→ Data in this exercise:
>> Start

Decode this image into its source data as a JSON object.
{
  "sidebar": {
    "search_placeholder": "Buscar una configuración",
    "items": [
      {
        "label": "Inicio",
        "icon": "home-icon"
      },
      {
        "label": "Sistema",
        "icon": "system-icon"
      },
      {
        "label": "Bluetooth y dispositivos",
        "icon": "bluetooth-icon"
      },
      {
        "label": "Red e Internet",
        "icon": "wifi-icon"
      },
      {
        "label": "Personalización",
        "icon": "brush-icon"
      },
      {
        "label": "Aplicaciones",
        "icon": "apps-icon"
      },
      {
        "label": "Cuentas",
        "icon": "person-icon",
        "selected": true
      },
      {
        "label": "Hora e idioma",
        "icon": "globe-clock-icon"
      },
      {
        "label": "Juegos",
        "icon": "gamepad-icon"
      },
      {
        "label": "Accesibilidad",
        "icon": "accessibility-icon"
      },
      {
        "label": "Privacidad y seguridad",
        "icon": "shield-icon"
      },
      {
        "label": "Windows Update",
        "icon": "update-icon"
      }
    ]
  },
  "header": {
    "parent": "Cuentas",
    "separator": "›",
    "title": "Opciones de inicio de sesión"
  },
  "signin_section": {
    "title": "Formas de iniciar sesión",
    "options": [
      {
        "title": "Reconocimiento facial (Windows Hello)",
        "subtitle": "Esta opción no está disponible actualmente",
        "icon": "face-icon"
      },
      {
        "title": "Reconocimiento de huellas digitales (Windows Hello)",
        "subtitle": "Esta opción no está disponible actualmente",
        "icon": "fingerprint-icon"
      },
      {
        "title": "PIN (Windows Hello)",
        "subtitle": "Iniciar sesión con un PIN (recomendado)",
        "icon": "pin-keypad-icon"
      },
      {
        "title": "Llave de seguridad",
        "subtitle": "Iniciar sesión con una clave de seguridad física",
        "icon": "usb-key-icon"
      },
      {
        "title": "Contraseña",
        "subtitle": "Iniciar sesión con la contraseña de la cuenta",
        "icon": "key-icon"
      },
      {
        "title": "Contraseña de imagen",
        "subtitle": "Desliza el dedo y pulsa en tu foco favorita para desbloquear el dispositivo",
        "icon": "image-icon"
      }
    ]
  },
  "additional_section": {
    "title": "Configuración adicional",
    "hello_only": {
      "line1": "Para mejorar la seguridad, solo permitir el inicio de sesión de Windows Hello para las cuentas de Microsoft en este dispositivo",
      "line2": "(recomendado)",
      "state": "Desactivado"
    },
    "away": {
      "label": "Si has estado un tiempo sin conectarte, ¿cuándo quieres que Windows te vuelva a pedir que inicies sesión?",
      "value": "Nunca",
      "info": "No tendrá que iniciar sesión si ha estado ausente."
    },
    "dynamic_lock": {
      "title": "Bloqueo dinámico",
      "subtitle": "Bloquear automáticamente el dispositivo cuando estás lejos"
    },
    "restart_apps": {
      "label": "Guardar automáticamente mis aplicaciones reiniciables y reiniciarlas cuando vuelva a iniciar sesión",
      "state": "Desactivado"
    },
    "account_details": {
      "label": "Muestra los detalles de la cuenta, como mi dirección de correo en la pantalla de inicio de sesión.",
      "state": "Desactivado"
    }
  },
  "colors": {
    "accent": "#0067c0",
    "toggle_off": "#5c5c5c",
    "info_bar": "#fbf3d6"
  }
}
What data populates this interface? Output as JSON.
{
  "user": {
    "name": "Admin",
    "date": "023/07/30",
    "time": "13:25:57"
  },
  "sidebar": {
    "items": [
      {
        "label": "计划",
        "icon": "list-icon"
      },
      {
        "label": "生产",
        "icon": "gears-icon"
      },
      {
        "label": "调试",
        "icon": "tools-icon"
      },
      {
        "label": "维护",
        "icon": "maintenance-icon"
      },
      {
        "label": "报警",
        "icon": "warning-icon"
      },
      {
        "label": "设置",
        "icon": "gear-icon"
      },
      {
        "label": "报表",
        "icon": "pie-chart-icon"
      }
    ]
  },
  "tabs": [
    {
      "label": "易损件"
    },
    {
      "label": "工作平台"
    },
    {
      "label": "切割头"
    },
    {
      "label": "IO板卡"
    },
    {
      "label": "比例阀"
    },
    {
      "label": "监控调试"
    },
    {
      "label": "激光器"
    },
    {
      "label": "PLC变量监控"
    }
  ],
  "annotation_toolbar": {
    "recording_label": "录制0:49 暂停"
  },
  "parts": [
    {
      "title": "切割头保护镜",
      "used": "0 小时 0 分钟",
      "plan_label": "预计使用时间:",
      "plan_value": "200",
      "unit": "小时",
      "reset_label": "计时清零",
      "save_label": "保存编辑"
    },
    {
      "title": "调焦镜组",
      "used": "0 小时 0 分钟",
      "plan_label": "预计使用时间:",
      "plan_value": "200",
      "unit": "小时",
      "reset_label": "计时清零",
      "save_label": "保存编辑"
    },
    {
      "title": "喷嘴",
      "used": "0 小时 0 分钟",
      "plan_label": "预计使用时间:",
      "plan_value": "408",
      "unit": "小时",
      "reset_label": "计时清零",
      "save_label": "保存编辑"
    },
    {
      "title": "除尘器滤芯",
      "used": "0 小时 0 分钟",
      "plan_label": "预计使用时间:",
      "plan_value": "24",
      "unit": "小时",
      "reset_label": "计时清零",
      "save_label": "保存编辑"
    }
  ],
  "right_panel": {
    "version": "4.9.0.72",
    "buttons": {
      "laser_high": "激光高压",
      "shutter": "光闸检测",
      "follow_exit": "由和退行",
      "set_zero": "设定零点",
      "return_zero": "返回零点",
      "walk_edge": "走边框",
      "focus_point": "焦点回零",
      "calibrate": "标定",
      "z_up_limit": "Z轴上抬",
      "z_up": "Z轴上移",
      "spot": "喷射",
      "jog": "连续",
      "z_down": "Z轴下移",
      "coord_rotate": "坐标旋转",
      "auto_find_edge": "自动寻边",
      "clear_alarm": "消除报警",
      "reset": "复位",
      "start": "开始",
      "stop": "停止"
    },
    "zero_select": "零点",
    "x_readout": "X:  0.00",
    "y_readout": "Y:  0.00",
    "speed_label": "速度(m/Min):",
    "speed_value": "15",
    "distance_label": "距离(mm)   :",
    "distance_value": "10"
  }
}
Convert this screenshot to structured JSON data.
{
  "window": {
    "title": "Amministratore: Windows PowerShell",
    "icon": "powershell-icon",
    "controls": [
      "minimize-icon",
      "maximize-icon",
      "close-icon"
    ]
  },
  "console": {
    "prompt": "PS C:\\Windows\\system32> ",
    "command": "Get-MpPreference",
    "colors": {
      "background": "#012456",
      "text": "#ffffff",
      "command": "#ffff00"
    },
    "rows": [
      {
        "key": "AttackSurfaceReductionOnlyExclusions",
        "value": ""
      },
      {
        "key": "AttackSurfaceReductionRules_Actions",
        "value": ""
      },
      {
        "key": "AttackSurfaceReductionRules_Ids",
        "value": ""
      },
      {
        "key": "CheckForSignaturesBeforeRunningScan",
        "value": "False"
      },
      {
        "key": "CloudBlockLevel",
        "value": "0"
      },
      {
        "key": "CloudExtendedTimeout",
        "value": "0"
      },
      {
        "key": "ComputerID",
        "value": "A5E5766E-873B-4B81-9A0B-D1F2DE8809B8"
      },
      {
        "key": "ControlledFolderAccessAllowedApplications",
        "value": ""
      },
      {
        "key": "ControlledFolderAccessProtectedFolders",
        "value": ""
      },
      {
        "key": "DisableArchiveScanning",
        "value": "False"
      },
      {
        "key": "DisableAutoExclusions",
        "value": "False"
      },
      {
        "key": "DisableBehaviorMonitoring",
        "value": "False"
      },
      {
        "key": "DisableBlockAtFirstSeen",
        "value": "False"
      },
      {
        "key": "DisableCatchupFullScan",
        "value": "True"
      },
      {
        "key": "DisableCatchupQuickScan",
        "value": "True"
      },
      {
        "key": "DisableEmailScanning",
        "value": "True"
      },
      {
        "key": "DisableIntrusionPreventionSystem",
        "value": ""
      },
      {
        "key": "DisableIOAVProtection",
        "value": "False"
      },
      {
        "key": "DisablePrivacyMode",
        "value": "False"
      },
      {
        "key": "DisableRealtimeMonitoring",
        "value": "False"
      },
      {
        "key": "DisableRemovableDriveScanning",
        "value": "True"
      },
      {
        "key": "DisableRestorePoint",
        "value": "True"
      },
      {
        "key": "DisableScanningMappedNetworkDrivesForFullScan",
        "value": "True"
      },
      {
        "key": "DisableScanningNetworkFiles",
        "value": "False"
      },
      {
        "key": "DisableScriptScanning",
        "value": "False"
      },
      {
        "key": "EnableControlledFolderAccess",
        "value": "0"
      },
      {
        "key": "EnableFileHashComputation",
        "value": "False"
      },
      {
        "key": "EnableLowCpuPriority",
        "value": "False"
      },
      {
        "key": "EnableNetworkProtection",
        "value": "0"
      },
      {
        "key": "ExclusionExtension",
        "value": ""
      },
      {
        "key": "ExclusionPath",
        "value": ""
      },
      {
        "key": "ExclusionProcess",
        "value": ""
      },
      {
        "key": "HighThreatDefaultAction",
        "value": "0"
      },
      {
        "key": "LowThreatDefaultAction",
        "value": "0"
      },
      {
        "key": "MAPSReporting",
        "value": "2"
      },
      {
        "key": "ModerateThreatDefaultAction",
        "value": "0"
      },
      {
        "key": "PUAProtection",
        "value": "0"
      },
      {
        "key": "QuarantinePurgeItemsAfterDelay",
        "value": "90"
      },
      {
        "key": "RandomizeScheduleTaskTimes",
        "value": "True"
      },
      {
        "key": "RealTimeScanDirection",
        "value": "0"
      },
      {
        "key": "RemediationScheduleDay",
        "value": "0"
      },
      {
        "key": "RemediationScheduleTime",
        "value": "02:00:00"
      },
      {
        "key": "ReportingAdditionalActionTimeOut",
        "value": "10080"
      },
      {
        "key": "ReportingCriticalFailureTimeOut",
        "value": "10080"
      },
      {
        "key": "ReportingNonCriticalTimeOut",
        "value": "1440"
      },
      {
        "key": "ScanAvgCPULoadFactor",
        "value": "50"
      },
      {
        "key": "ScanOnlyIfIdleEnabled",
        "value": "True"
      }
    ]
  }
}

>> End

Every line holding "vuelva" should be copied out.

      "label": "Si has estado un tiempo sin conectarte, ¿cuándo quieres que Windows te vuelva a pedir que inicies sesión?",
      "label": "Guardar automáticamente mis aplicaciones reiniciables y reiniciarlas cuando vuelva a iniciar sesión",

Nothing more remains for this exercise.